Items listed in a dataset
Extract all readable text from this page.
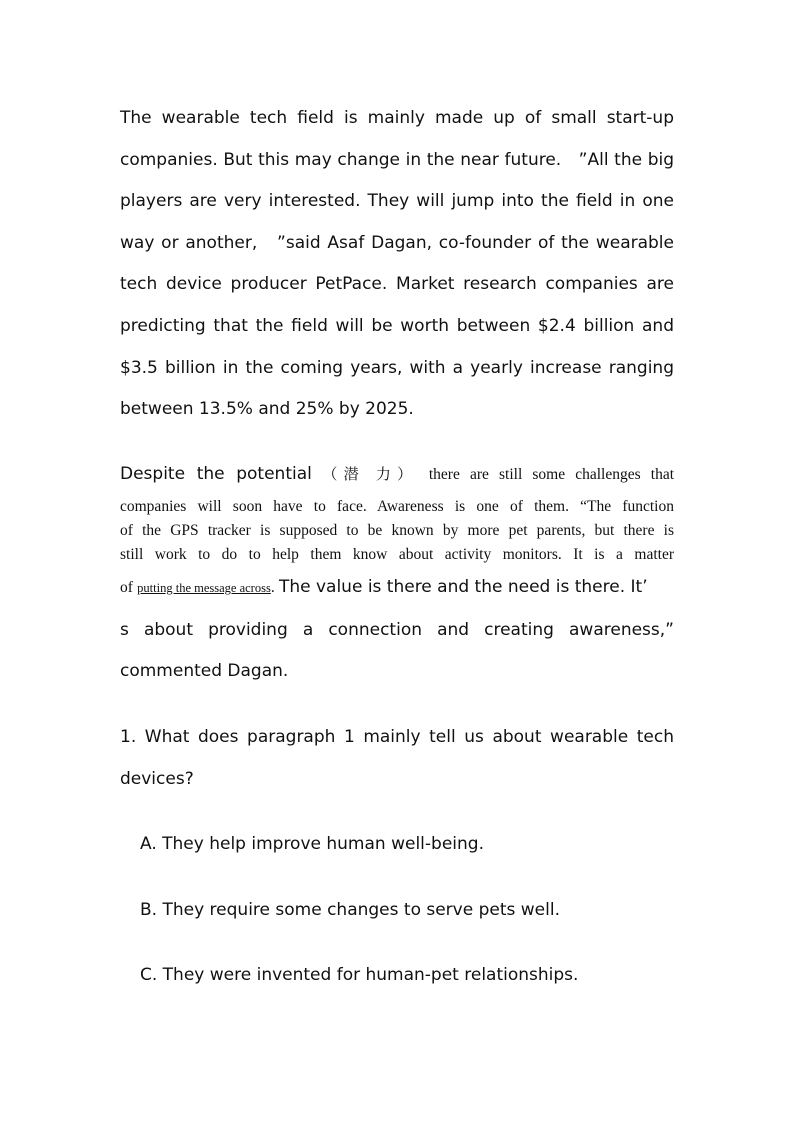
The wearable tech field is mainly made up of small start-up
companies. But this may change in the near future.　”All the big
players are very interested. They will jump into the field in one
way or another,　”said Asaf Dagan, co-founder of the wearable
tech device producer PetPace. Market research companies are
predicting that the field will be worth between $2.4 billion and
$3.5 billion in the coming years, with a yearly increase ranging
between 13.5% and 25% by 2025.
Despite the potential （潜 力） there are still some challenges that
companies will soon have to face. Awareness is one of them. “The function
of the GPS tracker is supposed to be known by more pet parents, but there is
still work to do to help them know about activity monitors. It is a matter
of putting the message across. The value is there and the need is there. It’
s about providing a connection and creating awareness,”
commented Dagan.
1. What does paragraph 1 mainly tell us about wearable tech
devices?
A. They help improve human well-being.
B. They require some changes to serve pets well.
C. They were invented for human-pet relationships.
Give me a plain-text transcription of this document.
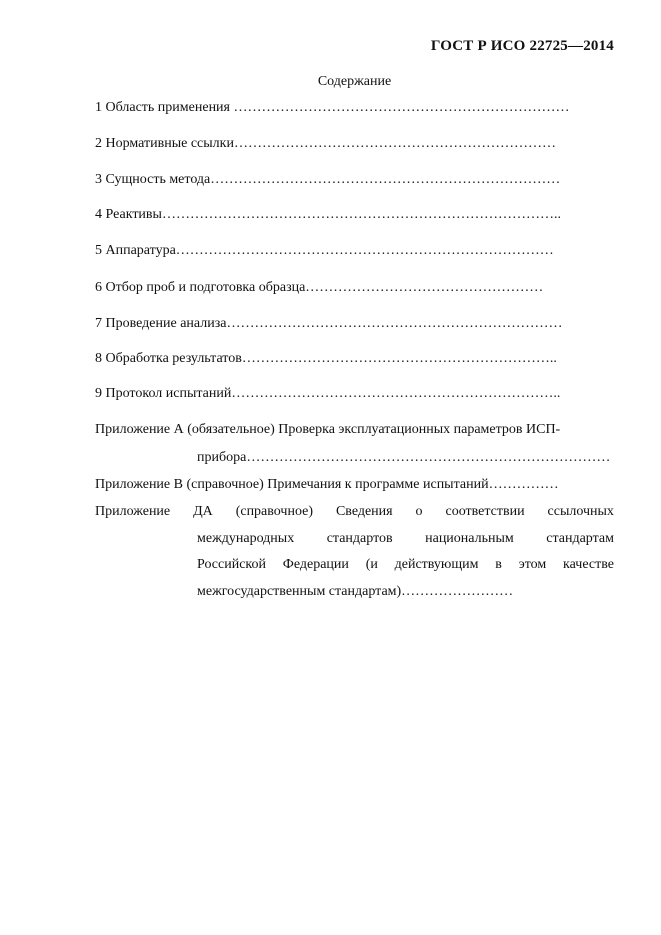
ГОСТ Р ИСО 22725—2014
Содержание
1 Область применения ………………………………………………………………
2 Нормативные ссылки……………………………………………………………
3 Сущность метода…………………………………………………………………
4 Реактивы…………………………………………………………………………..
5 Аппаратура………………………………………………………………………
6 Отбор проб и подготовка образца……………………………………………
7 Проведение анализа………………………………………………………………
8 Обработка результатов…………………………………………………………..
9 Протокол испытаний……………………………………………………………..
Приложение А (обязательное) Проверка эксплуатационных параметров ИСП-
прибора……………………………………………………………………
Приложение В (справочное) Примечания к программе испытаний……………
Приложение ДА (справочное) Сведения о соответствии ссылочных
международных стандартов национальным стандартам
Российской Федерации (и действующим в этом качестве
межгосударственным стандартам)……………………
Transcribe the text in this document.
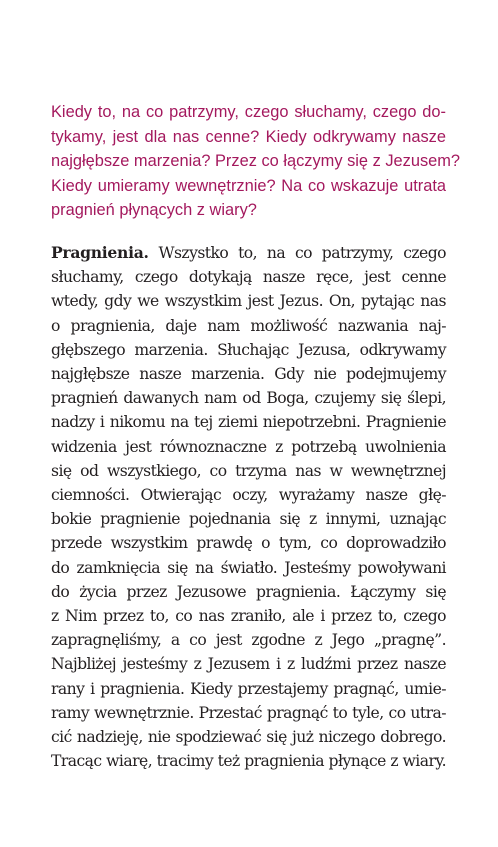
Kiedy to, na co patrzymy, czego słuchamy, czego do-
tykamy, jest dla nas cenne? Kiedy odkrywamy nasze
najgłębsze marzenia? Przez co łączymy się z Jezusem?
Kiedy umieramy wewnętrznie? Na co wskazuje utrata
pragnień płynących z wiary?

Pragnienia. Wszystko to, na co patrzymy, czego
słuchamy, czego dotykają nasze ręce, jest cenne
wtedy, gdy we wszystkim jest Jezus. On, pytając nas
o pragnienia, daje nam możliwość nazwania naj-
głębszego marzenia. Słuchając Jezusa, odkrywamy
najgłębsze nasze marzenia. Gdy nie podejmujemy
pragnień dawanych nam od Boga, czujemy się ślepi,
nadzy i nikomu na tej ziemi niepotrzebni. Pragnienie
widzenia jest równoznaczne z potrzebą uwolnienia
się od wszystkiego, co trzyma nas w wewnętrznej
ciemności. Otwierając oczy, wyrażamy nasze głę-
bokie pragnienie pojednania się z innymi, uznając
przede wszystkim prawdę o tym, co doprowadziło
do zamknięcia się na światło. Jesteśmy powoływani
do życia przez Jezusowe pragnienia. Łączymy się
z Nim przez to, co nas zraniło, ale i przez to, czego
zapragnęliśmy, a co jest zgodne z Jego „pragnę”.
Najbliżej jesteśmy z Jezusem i z ludźmi przez nasze
rany i pragnienia. Kiedy przestajemy pragnąć, umie-
ramy wewnętrznie. Przestać pragnąć to tyle, co utra-
cić nadzieję, nie spodziewać się już niczego dobrego.
Tracąc wiarę, tracimy też pragnienia płynące z wiary.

#### Short task:
Determine how many lines of the data contain "Jezusem" and give nothing but that number.

#### The solution:
2